▸ **Short task**
Using the fuzzy c-means abstract, explain in one to three sentences why the authors propose the automatic fuzzy clustering algorithm (AFCM).
--- start Provided passage ---
An automatic fuzzy c-means algorithm for image segmentation

Abstract

Fuzzy c-means (FCM) algorithm is one of the most popular methods for image segmentation. However, the standard FCM algorithm must be estimated by expertise users to determine the cluster number. So, we propose an automatic fuzzy clustering algorithm (AFCM) for automatically grouping the pixels of an image into different homogeneous regions when the number of clusters is not known beforehand. In order to get better segmentation quality, this paper presents an algorithm based on AFCM algorithm, called automatic modified fuzzy c-means cluster segmentation algorithm (AMFCM). AMFCM algorithm incorporates spatial information into the membership function for clustering. The spatial function is the weighted summation of the membership function in the neighborhood of each pixel under consideration. Experimental results show that AMFCM algorithm not only can spontaneously estimate the appropriate number of clusters but also can get better segmentation quality.
--- end Provided passage ---
--- start Dataset entries ---
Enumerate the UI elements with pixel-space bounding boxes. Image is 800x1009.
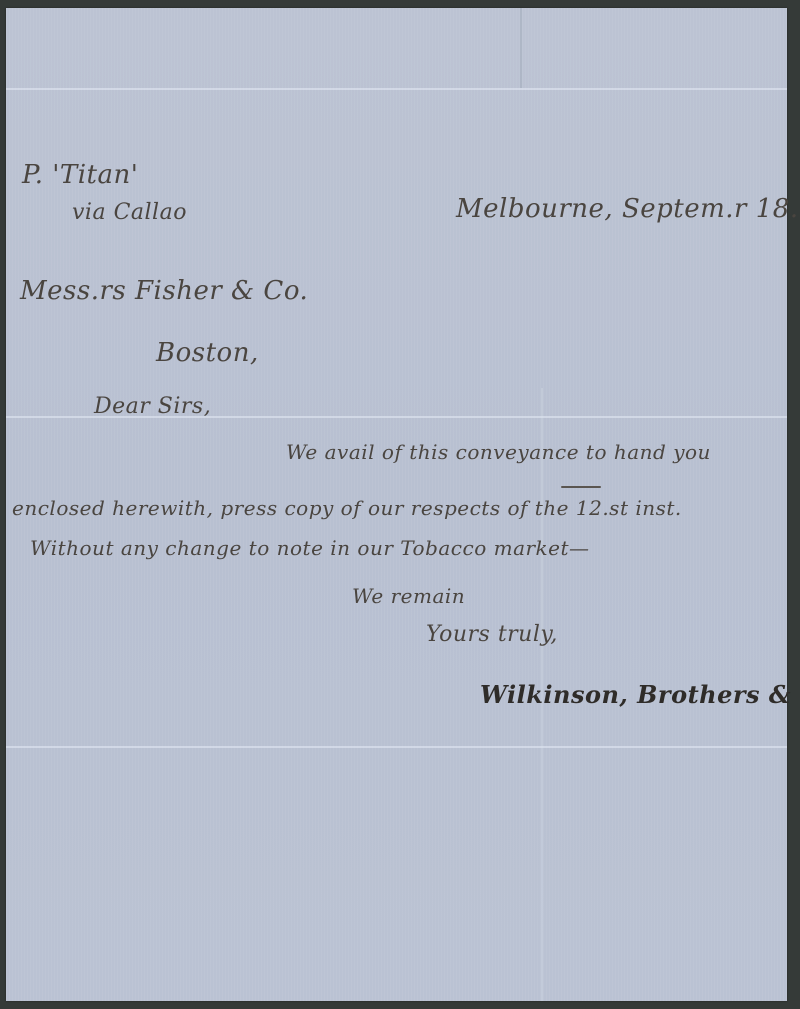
--- end Dataset entries ---
--- start Dataset entries ---
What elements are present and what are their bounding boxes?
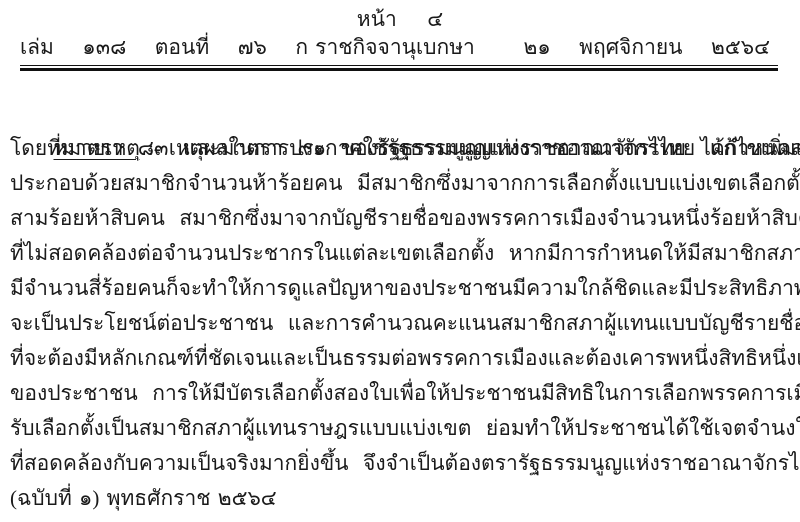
--- end Dataset entries ---
▸ **Finished answer**
With the standard FCM algorithm, the number of clusters must be estimated by expert users. The authors therefore propose AFCM to group an image's pixels into different homogeneous regions automatically when the number of clusters is not known beforehand.